>> Begin Material to process

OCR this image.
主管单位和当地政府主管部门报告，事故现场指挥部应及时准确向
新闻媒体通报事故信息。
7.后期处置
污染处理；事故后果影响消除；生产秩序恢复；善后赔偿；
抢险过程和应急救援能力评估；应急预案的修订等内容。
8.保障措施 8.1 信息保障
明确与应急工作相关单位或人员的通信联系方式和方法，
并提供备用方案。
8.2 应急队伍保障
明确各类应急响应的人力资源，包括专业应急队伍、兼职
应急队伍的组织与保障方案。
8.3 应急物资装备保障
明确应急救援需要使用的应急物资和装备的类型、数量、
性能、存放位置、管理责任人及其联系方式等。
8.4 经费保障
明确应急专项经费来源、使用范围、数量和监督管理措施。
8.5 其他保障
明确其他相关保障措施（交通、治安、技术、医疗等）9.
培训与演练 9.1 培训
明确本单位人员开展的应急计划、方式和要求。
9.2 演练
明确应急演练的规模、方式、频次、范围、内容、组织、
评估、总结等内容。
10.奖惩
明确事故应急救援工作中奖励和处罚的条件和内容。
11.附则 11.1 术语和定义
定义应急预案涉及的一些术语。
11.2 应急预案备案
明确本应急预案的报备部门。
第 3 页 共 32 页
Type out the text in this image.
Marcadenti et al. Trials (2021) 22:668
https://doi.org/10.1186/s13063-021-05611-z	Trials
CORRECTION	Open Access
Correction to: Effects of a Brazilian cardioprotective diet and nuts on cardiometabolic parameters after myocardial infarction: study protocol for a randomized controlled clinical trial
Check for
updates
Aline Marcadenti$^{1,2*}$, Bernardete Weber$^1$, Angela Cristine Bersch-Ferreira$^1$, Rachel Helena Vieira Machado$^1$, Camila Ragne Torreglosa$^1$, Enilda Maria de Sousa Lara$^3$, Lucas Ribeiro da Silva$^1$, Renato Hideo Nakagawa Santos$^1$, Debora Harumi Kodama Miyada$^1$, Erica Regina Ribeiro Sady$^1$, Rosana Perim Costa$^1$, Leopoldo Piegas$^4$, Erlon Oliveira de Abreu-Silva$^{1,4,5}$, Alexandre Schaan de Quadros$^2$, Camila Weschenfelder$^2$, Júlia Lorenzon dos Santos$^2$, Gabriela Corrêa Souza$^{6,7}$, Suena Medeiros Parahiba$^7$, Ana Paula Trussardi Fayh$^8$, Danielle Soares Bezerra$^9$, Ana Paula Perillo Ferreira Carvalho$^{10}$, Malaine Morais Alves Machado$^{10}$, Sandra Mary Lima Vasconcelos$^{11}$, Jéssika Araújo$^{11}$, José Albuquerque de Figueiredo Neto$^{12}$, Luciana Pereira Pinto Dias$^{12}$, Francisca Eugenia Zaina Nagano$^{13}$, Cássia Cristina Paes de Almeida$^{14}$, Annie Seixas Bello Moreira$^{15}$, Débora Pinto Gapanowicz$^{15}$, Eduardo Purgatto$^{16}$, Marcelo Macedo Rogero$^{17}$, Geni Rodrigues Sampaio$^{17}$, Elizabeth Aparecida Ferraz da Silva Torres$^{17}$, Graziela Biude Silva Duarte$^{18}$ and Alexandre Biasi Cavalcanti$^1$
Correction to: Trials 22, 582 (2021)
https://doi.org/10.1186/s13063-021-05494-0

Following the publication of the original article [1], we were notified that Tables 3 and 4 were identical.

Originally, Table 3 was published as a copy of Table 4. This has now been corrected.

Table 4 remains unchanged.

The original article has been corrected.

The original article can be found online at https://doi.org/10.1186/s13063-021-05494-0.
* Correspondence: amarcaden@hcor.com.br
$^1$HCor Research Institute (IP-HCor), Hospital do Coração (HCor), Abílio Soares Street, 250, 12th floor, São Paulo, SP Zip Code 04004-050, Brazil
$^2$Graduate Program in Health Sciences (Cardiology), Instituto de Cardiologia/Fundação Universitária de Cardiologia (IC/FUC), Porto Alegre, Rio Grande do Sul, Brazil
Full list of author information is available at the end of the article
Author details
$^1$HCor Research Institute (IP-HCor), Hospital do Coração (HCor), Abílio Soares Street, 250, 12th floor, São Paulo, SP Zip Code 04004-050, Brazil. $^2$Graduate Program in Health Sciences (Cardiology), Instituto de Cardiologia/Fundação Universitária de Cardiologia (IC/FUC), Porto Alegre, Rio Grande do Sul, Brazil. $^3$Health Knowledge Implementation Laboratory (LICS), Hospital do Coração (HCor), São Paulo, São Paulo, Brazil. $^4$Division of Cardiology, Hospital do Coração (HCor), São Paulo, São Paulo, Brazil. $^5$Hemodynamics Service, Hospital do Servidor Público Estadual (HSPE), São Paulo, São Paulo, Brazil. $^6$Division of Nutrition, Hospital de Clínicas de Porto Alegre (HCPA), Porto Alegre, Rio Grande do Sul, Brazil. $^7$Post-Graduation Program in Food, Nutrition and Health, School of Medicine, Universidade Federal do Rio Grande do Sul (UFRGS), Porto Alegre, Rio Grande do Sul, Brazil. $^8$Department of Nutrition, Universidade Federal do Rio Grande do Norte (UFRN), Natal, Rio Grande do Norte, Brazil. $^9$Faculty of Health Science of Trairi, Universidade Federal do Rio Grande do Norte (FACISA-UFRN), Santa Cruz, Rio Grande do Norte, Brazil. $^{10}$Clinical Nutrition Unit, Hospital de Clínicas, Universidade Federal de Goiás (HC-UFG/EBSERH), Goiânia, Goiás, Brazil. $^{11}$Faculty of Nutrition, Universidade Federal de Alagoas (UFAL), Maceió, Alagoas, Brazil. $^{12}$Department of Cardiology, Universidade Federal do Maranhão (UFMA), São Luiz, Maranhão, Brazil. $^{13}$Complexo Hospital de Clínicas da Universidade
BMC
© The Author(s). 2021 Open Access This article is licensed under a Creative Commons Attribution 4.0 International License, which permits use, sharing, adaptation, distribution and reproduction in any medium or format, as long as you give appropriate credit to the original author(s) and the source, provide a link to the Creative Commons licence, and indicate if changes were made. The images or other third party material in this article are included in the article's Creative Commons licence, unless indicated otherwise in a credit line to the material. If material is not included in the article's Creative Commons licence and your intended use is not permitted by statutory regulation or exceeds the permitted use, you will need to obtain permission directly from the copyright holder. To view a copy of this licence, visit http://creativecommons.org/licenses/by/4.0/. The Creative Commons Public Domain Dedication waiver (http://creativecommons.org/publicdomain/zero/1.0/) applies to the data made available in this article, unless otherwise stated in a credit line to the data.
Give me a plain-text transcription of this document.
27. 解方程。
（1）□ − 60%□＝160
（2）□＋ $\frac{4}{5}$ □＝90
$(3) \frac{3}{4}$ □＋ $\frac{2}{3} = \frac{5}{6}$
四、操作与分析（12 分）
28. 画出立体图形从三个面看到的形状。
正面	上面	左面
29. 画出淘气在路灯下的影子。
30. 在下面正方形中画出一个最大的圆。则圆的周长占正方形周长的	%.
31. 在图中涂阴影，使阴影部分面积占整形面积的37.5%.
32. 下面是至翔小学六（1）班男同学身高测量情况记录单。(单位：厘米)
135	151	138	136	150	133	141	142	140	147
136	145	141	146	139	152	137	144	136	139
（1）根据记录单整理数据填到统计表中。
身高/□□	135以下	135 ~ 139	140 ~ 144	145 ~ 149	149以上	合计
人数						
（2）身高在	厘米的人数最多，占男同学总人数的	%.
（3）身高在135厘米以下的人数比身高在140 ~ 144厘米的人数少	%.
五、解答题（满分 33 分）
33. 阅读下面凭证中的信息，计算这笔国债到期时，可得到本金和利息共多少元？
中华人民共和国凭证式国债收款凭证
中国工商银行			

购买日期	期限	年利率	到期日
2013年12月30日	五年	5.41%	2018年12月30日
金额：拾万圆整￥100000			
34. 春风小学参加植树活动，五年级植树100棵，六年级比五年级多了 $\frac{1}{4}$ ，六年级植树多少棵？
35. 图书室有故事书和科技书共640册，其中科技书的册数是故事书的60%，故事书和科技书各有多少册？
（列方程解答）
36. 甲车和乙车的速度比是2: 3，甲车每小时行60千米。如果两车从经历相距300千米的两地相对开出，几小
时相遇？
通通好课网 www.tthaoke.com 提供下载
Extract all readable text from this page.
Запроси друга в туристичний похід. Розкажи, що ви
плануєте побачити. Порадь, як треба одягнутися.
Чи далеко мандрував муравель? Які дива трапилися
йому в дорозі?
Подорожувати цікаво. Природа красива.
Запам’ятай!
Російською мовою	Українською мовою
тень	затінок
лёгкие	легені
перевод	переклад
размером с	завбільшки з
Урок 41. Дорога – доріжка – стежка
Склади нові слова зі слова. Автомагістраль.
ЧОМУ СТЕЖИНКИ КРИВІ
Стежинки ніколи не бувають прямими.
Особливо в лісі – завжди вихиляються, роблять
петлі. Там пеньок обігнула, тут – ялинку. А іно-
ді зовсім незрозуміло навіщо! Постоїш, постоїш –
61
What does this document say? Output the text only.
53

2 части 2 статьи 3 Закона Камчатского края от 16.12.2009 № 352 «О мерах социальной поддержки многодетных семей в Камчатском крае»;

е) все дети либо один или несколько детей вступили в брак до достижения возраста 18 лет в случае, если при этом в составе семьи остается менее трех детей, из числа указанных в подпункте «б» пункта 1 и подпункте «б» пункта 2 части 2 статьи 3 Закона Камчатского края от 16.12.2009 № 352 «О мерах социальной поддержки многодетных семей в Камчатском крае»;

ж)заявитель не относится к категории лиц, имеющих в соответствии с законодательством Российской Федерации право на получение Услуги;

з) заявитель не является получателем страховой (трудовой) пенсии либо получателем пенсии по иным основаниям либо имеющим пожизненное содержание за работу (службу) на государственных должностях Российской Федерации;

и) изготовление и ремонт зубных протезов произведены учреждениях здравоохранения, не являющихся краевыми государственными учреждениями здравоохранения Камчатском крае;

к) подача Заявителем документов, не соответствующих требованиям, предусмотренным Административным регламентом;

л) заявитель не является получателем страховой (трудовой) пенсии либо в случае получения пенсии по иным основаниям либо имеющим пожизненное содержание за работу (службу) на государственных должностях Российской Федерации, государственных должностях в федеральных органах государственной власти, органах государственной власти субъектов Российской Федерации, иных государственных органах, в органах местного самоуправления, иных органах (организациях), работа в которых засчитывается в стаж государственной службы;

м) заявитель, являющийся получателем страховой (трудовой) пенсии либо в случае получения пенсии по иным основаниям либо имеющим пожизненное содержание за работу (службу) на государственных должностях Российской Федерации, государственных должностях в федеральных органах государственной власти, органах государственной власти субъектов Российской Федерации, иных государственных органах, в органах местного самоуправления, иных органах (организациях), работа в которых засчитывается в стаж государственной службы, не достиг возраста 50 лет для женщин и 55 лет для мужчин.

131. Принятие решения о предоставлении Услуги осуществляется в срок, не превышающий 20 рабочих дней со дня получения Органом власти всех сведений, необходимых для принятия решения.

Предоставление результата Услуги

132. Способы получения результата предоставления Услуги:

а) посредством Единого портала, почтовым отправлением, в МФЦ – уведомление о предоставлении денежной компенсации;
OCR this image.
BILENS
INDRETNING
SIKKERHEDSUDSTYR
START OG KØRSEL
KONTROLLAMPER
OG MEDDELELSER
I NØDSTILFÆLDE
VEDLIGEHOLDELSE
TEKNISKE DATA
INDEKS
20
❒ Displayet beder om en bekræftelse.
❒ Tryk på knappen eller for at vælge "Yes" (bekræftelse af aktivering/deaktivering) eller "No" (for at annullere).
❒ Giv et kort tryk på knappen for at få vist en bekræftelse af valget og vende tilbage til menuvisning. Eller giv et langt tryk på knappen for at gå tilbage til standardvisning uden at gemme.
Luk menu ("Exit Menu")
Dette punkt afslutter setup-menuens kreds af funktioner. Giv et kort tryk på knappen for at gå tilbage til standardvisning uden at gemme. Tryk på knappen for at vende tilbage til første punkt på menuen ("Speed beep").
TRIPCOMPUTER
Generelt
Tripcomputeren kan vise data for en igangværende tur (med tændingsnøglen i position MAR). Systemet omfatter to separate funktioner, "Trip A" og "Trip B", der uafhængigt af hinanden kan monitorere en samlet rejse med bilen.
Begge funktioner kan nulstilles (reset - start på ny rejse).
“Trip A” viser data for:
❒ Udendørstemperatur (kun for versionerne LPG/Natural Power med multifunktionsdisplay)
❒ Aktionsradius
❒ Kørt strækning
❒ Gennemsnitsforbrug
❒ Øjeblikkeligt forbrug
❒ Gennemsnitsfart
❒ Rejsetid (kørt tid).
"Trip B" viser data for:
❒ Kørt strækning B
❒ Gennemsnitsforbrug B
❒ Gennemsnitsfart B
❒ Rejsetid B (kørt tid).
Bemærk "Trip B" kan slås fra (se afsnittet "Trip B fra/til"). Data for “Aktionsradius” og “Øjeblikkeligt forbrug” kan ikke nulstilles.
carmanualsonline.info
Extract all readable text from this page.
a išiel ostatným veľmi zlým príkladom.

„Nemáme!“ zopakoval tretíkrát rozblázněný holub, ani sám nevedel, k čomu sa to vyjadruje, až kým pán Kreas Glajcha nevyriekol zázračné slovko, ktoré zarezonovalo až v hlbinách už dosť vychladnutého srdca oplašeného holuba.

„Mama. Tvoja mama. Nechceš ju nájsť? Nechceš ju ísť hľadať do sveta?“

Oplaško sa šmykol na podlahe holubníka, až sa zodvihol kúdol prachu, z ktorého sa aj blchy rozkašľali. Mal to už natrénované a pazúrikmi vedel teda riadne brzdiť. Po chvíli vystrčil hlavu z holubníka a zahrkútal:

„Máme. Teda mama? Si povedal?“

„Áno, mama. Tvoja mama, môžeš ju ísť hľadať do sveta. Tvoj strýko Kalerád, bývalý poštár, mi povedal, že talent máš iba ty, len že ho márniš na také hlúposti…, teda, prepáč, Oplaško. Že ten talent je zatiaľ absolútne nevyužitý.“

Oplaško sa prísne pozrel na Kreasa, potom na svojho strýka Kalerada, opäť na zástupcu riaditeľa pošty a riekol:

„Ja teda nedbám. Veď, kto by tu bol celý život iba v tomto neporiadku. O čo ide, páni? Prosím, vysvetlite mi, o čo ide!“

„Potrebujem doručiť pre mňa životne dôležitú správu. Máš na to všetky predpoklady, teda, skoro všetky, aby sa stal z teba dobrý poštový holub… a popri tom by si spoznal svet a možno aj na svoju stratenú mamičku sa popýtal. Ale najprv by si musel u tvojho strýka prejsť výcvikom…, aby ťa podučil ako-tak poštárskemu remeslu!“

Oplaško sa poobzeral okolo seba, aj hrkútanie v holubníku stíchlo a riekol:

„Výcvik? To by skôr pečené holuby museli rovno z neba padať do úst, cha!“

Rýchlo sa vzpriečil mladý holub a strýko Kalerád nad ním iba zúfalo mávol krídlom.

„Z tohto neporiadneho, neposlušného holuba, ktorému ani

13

>> End Material to process

* To be done: Which lines hold the word "strýko"? Return all of them from the records above.

* Exercise answer:
„Áno, mama. Tvoja mama, môžeš ju ísť hľadať do sveta. Tvoj strýko Kalerád, bývalý poštár, mi povedal, že talent máš iba ty, len že ho márniš na také hlúposti…, teda, prepáč, Oplaško. Že ten talent je zatiaľ absolútne nevyužitý.“
Rýchlo sa vzpriečil mladý holub a strýko Kalerád nad ním iba zúfalo mávol krídlom.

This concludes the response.